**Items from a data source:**
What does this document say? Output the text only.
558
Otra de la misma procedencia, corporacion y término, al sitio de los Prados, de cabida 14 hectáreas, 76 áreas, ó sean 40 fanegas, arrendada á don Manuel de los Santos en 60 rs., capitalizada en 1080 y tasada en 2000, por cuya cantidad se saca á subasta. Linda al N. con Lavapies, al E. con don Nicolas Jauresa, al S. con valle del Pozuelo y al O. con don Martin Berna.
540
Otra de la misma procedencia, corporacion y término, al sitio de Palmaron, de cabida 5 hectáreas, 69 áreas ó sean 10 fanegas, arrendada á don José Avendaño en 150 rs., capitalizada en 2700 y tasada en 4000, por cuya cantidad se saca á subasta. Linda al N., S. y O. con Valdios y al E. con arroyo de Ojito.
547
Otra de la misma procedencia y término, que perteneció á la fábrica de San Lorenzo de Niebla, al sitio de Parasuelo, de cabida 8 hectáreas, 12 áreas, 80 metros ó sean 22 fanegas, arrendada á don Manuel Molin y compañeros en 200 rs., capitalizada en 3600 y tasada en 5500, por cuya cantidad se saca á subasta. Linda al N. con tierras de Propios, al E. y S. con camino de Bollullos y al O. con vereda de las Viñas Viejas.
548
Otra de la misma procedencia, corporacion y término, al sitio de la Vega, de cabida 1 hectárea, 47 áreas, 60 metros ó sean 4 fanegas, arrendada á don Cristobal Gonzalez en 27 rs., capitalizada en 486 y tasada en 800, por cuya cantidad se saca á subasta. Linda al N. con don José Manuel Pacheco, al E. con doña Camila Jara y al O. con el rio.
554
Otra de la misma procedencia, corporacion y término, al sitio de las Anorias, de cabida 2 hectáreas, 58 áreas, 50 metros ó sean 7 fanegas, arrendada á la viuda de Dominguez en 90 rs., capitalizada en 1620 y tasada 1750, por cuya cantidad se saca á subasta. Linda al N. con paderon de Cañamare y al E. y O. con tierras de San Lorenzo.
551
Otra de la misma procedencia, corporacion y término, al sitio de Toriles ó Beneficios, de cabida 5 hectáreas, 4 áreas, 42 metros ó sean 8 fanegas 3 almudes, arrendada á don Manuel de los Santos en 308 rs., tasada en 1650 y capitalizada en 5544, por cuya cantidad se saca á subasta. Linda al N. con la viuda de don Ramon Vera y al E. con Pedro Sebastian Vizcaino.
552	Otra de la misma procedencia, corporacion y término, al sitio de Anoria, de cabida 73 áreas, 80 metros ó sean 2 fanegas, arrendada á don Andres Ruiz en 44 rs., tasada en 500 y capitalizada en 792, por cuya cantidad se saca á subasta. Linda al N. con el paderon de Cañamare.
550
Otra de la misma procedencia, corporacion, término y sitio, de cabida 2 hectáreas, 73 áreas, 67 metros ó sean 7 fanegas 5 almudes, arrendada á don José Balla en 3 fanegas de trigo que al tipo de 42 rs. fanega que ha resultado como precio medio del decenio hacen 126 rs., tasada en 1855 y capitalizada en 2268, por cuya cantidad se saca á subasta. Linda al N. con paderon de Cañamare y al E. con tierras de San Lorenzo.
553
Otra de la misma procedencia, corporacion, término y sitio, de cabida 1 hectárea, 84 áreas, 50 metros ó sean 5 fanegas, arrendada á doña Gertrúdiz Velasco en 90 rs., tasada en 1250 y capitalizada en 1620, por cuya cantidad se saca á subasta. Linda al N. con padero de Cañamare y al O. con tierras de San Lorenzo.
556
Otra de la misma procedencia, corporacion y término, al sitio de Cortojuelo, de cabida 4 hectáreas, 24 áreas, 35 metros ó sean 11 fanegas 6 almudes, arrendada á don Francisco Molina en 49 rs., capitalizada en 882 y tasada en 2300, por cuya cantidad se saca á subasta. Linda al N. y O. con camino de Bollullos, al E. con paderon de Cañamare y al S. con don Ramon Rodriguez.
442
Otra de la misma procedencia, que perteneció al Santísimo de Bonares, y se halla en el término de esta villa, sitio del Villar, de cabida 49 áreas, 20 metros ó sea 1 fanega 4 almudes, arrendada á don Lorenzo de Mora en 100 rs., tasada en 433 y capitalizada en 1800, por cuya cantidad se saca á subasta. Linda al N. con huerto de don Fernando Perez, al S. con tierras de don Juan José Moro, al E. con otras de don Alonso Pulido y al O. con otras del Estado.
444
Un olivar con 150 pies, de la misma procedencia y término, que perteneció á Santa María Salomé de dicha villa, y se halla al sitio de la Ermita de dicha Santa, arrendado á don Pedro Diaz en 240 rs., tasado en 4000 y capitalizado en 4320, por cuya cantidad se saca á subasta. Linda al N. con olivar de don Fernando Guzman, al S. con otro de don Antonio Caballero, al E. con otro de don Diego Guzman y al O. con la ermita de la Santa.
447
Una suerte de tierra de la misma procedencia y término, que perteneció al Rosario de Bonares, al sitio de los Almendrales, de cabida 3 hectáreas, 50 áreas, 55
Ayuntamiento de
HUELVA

**EXERCISE TASK:** Retype the listing exactly, in full.

**SOLUTION TO THE EXERCISE:**
What does this document say? Output the text only.
558
Otra de la misma procedencia, corporacion y término, al sitio de los Prados, de cabida 14 hectáreas, 76 áreas, ó sean 40 fanegas, arrendada á don Manuel de los Santos en 60 rs., capitalizada en 1080 y tasada en 2000, por cuya cantidad se saca á subasta. Linda al N. con Lavapies, al E. con don Nicolas Jauresa, al S. con valle del Pozuelo y al O. con don Martin Berna.
540
Otra de la misma procedencia, corporacion y término, al sitio de Palmaron, de cabida 5 hectáreas, 69 áreas ó sean 10 fanegas, arrendada á don José Avendaño en 150 rs., capitalizada en 2700 y tasada en 4000, por cuya cantidad se saca á subasta. Linda al N., S. y O. con Valdios y al E. con arroyo de Ojito.
547
Otra de la misma procedencia y término, que perteneció á la fábrica de San Lorenzo de Niebla, al sitio de Parasuelo, de cabida 8 hectáreas, 12 áreas, 80 metros ó sean 22 fanegas, arrendada á don Manuel Molin y compañeros en 200 rs., capitalizada en 3600 y tasada en 5500, por cuya cantidad se saca á subasta. Linda al N. con tierras de Propios, al E. y S. con camino de Bollullos y al O. con vereda de las Viñas Viejas.
548
Otra de la misma procedencia, corporacion y término, al sitio de la Vega, de cabida 1 hectárea, 47 áreas, 60 metros ó sean 4 fanegas, arrendada á don Cristobal Gonzalez en 27 rs., capitalizada en 486 y tasada en 800, por cuya cantidad se saca á subasta. Linda al N. con don José Manuel Pacheco, al E. con doña Camila Jara y al O. con el rio.
554
Otra de la misma procedencia, corporacion y término, al sitio de las Anorias, de cabida 2 hectáreas, 58 áreas, 50 metros ó sean 7 fanegas, arrendada á la viuda de Dominguez en 90 rs., capitalizada en 1620 y tasada 1750, por cuya cantidad se saca á subasta. Linda al N. con paderon de Cañamare y al E. y O. con tierras de San Lorenzo.
551
Otra de la misma procedencia, corporacion y término, al sitio de Toriles ó Beneficios, de cabida 5 hectáreas, 4 áreas, 42 metros ó sean 8 fanegas 3 almudes, arrendada á don Manuel de los Santos en 308 rs., tasada en 1650 y capitalizada en 5544, por cuya cantidad se saca á subasta. Linda al N. con la viuda de don Ramon Vera y al E. con Pedro Sebastian Vizcaino.
552	Otra de la misma procedencia, corporacion y término, al sitio de Anoria, de cabida 73 áreas, 80 metros ó sean 2 fanegas, arrendada á don Andres Ruiz en 44 rs., tasada en 500 y capitalizada en 792, por cuya cantidad se saca á subasta. Linda al N. con el paderon de Cañamare.
550
Otra de la misma procedencia, corporacion, término y sitio, de cabida 2 hectáreas, 73 áreas, 67 metros ó sean 7 fanegas 5 almudes, arrendada á don José Balla en 3 fanegas de trigo que al tipo de 42 rs. fanega que ha resultado como precio medio del decenio hacen 126 rs., tasada en 1855 y capitalizada en 2268, por cuya cantidad se saca á subasta. Linda al N. con paderon de Cañamare y al E. con tierras de San Lorenzo.
553
Otra de la misma procedencia, corporacion, término y sitio, de cabida 1 hectárea, 84 áreas, 50 metros ó sean 5 fanegas, arrendada á doña Gertrúdiz Velasco en 90 rs., tasada en 1250 y capitalizada en 1620, por cuya cantidad se saca á subasta. Linda al N. con padero de Cañamare y al O. con tierras de San Lorenzo.
556
Otra de la misma procedencia, corporacion y término, al sitio de Cortojuelo, de cabida 4 hectáreas, 24 áreas, 35 metros ó sean 11 fanegas 6 almudes, arrendada á don Francisco Molina en 49 rs., capitalizada en 882 y tasada en 2300, por cuya cantidad se saca á subasta. Linda al N. y O. con camino de Bollullos, al E. con paderon de Cañamare y al S. con don Ramon Rodriguez.
442
Otra de la misma procedencia, que perteneció al Santísimo de Bonares, y se halla en el término de esta villa, sitio del Villar, de cabida 49 áreas, 20 metros ó sea 1 fanega 4 almudes, arrendada á don Lorenzo de Mora en 100 rs., tasada en 433 y capitalizada en 1800, por cuya cantidad se saca á subasta. Linda al N. con huerto de don Fernando Perez, al S. con tierras de don Juan José Moro, al E. con otras de don Alonso Pulido y al O. con otras del Estado.
444
Un olivar con 150 pies, de la misma procedencia y término, que perteneció á Santa María Salomé de dicha villa, y se halla al sitio de la Ermita de dicha Santa, arrendado á don Pedro Diaz en 240 rs., tasado en 4000 y capitalizado en 4320, por cuya cantidad se saca á subasta. Linda al N. con olivar de don Fernando Guzman, al S. con otro de don Antonio Caballero, al E. con otro de don Diego Guzman y al O. con la ermita de la Santa.
447
Una suerte de tierra de la misma procedencia y término, que perteneció al Rosario de Bonares, al sitio de los Almendrales, de cabida 3 hectáreas, 50 áreas, 55
Ayuntamiento de
HUELVA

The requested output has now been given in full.